▶ Data entries

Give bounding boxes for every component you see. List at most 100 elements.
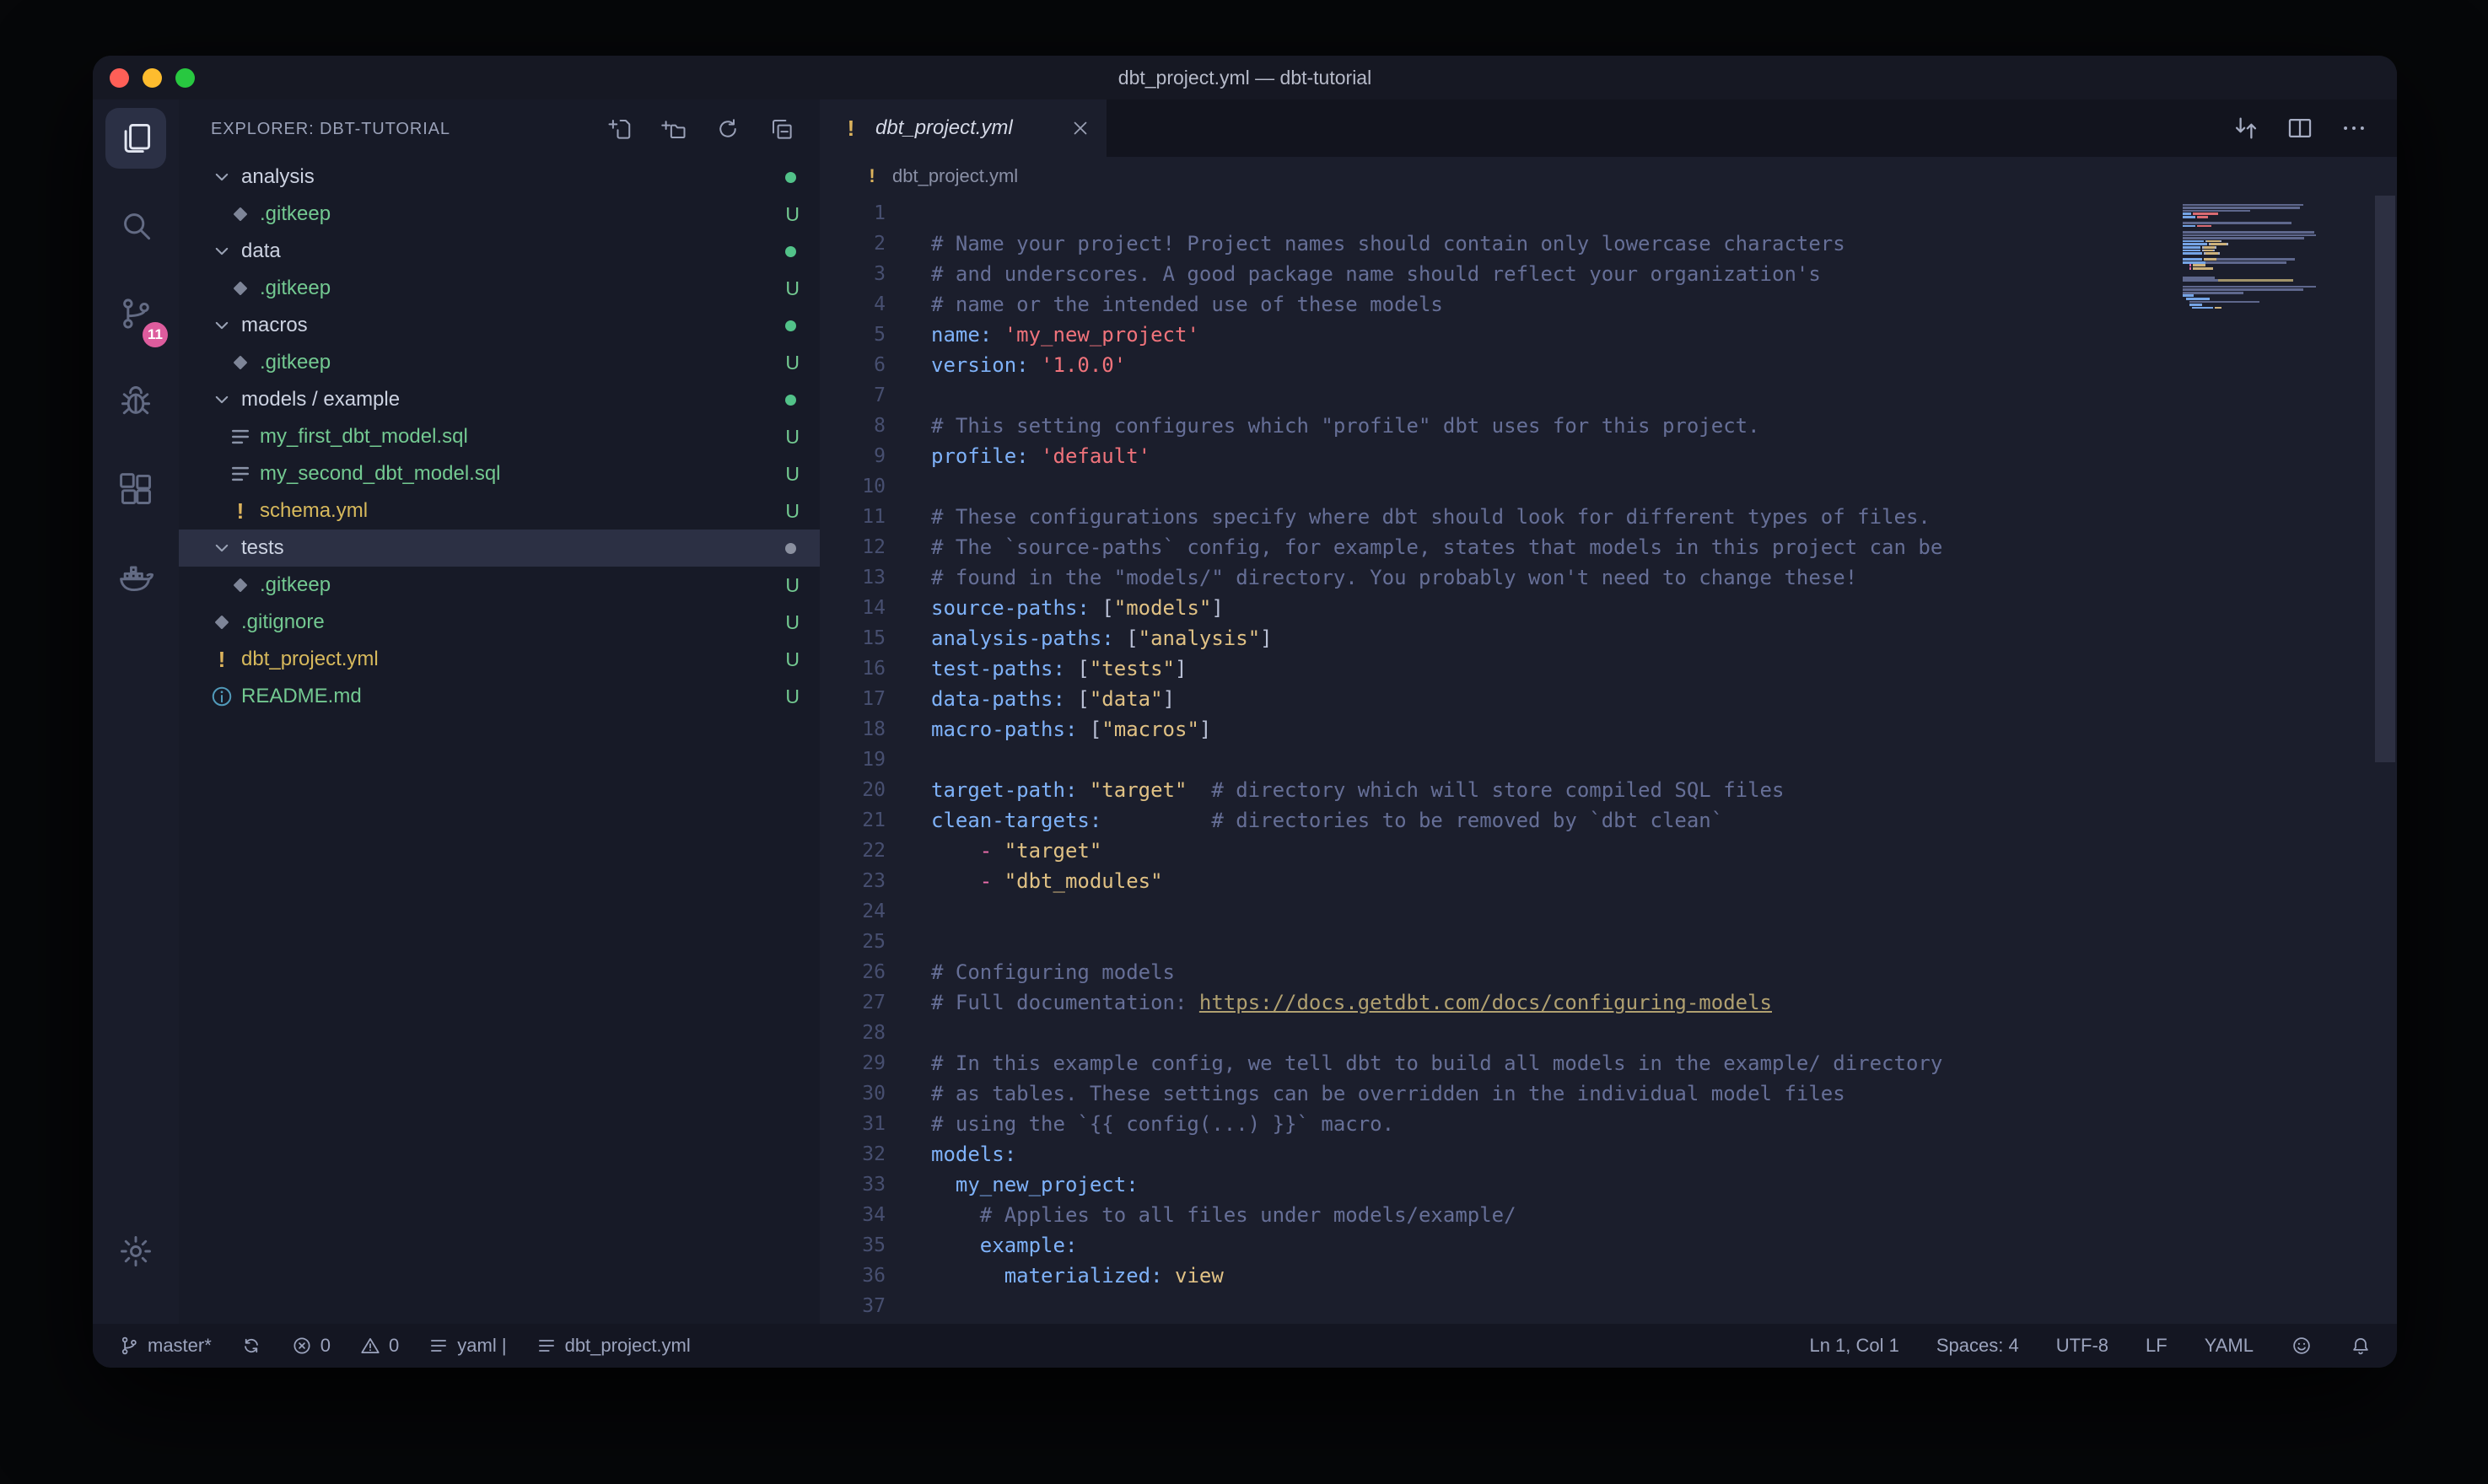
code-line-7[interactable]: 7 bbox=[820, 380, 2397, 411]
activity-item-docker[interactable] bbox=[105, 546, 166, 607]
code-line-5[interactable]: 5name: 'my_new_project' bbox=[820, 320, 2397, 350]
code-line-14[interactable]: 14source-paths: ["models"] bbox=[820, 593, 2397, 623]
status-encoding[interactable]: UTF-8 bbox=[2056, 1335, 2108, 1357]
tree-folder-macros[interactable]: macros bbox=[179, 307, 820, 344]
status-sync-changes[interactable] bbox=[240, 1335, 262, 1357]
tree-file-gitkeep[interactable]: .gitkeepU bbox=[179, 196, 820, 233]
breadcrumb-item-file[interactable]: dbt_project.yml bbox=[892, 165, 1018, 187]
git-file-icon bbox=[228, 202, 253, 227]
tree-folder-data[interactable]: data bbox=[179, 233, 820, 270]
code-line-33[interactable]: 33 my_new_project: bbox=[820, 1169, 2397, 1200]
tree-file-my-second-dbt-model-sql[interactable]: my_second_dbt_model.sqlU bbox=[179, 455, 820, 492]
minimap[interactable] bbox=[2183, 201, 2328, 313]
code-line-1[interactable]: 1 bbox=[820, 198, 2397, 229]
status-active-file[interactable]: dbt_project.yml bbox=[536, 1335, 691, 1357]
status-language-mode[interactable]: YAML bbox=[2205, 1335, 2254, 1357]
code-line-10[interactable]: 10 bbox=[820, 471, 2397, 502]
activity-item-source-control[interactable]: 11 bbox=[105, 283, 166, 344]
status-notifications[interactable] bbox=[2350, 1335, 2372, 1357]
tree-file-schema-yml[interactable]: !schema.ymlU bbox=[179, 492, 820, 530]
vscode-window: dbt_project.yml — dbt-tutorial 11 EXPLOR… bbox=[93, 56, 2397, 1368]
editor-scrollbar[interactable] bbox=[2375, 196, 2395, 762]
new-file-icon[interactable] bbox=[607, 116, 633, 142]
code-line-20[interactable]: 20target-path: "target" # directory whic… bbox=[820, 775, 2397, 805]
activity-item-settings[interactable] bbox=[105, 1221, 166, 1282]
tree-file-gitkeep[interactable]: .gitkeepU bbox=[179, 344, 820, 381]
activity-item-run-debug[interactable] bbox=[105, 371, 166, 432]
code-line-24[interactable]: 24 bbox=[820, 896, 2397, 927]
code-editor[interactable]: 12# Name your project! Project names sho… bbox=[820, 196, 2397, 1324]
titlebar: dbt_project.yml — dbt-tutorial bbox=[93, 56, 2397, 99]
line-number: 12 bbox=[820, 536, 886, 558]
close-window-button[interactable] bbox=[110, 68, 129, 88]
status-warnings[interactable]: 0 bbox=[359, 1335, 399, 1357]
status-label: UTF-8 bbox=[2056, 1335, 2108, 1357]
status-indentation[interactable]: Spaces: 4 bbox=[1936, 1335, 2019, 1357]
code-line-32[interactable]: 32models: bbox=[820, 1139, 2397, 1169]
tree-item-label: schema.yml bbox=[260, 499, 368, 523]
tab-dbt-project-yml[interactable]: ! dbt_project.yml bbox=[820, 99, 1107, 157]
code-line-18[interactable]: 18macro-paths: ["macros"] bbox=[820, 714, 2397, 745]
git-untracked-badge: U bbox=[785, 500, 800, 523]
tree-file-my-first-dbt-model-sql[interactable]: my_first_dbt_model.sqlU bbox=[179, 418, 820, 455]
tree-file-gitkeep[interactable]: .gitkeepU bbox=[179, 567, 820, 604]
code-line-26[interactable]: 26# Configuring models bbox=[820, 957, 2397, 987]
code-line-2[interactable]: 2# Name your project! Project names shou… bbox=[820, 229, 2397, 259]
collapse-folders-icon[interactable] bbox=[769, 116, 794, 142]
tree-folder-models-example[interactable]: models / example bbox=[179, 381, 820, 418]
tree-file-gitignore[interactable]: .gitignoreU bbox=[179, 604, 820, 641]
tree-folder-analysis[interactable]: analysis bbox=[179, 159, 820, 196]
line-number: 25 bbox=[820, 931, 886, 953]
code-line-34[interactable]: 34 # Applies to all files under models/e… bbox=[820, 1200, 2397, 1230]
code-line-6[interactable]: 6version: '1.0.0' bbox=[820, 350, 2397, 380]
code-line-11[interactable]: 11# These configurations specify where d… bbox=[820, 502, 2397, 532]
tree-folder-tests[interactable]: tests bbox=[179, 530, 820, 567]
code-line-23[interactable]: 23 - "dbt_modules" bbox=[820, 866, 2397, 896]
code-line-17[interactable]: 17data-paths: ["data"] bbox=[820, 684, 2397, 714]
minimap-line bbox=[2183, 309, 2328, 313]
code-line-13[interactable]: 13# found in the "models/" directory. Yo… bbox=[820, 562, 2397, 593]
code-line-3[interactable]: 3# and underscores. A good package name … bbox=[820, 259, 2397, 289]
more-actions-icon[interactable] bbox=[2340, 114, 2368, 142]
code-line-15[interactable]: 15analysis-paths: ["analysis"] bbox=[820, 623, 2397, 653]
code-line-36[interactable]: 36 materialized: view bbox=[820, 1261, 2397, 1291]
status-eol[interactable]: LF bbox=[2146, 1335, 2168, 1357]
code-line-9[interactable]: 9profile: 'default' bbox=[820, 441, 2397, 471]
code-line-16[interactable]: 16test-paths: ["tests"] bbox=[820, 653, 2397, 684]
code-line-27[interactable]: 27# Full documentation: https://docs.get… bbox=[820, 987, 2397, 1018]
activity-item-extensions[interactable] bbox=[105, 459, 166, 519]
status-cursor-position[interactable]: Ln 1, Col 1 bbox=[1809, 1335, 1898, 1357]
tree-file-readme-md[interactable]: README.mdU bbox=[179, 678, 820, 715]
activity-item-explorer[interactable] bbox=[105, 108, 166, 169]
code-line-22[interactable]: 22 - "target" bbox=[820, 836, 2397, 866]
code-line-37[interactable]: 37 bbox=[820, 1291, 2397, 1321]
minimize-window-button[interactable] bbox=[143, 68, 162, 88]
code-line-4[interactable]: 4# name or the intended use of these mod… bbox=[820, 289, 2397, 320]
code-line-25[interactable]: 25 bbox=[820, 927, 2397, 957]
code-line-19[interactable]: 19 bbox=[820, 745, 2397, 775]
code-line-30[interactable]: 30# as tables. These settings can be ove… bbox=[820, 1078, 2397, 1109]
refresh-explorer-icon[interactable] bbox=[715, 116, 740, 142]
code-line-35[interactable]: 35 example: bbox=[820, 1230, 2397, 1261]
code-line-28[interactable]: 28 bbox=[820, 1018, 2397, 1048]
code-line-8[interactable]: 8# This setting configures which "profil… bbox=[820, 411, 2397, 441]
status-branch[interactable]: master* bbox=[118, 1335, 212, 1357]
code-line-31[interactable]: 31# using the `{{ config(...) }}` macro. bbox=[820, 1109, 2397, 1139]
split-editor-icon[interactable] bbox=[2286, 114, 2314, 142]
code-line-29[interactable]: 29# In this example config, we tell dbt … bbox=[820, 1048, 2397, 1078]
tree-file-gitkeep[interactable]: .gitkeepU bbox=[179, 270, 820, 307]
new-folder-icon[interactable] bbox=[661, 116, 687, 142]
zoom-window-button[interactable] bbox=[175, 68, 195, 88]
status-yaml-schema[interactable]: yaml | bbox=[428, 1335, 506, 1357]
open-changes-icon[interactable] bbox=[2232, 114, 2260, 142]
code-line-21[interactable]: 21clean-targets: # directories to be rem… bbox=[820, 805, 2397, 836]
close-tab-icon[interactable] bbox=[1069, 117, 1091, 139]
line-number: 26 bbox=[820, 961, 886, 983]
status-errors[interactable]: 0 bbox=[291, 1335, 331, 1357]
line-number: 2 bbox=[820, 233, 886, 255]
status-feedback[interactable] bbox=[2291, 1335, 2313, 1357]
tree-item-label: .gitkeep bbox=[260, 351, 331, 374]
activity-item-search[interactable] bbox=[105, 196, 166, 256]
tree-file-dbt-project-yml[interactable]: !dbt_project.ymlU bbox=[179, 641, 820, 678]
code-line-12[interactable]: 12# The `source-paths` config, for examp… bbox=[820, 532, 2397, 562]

==

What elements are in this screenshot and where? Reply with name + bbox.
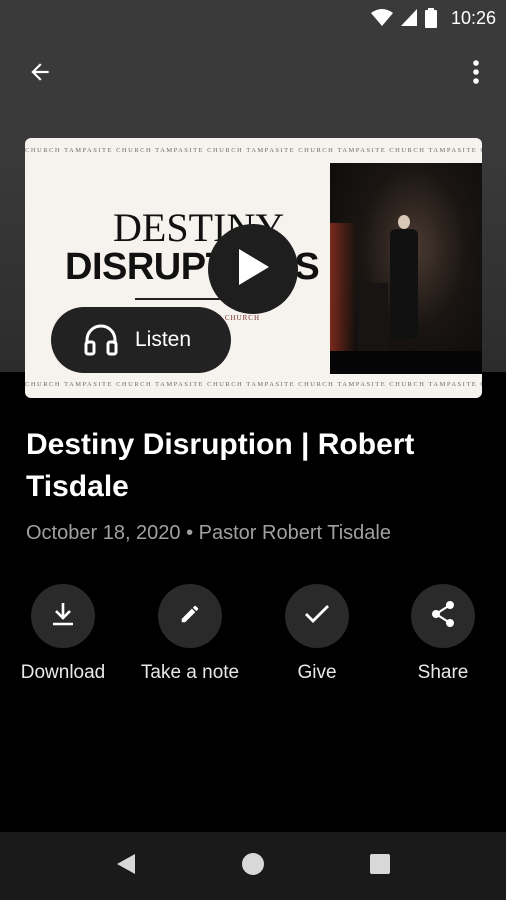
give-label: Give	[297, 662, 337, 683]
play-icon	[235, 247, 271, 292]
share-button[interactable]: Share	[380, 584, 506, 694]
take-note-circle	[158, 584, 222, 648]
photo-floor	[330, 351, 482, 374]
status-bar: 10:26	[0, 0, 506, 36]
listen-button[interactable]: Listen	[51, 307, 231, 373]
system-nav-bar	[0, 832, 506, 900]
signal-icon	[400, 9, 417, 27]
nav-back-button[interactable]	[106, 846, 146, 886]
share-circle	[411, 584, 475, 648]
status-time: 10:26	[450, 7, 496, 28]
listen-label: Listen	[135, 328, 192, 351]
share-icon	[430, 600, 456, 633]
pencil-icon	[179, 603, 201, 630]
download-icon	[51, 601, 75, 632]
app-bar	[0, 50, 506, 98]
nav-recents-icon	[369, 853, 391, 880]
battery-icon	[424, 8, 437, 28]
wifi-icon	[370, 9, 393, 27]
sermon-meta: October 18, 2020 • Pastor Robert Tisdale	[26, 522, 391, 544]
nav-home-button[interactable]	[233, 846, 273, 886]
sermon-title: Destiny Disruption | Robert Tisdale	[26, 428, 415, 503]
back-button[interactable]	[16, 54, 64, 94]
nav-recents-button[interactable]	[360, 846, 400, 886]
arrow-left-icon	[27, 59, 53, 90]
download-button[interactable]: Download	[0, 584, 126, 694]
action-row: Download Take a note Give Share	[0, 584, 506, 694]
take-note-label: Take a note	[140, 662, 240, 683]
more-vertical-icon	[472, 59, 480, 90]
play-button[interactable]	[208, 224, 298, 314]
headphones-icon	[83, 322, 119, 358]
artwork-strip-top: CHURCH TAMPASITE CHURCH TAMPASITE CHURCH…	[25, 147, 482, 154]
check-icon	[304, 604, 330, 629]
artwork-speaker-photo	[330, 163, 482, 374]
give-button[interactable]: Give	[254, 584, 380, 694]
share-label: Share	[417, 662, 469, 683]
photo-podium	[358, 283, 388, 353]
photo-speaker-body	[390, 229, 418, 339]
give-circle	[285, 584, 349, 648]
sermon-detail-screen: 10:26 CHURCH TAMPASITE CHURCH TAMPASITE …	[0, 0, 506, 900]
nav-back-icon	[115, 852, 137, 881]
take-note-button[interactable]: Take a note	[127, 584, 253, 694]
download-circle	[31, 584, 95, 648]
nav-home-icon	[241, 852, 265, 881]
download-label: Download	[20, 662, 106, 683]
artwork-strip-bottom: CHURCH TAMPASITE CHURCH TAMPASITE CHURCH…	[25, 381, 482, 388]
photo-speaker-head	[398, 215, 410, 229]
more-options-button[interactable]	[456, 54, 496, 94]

▶ Goal
Recast the listing lines above as a JSON list of strings, one string per line with blank lines omitted, starting at the line that contains "code-line-7[interactable]: 7 bbox=[820, 380, 2397, 411]" and ending at the line that contains "196, 820, 233]".

▶ Correct response
[
  "code-line-7[interactable]: 7 bbox=[820, 380, 2397, 411]",
  "activity-item-docker[interactable] bbox=[105, 546, 166, 607]",
  "code-line-5[interactable]: 5name: 'my_new_project' bbox=[820, 320, 2397, 350]",
  "code-line-14[interactable]: 14source-paths: [\"models\"] bbox=[820, 593, 2397, 623]",
  "status-encoding[interactable]: UTF-8 bbox=[2056, 1335, 2108, 1357]",
  "tree-folder-macros[interactable]: macros bbox=[179, 307, 820, 344]",
  "status-sync-changes[interactable] bbox=[240, 1335, 262, 1357]",
  "tree-file-gitkeep[interactable]: .gitkeepU bbox=[179, 196, 820, 233]"
]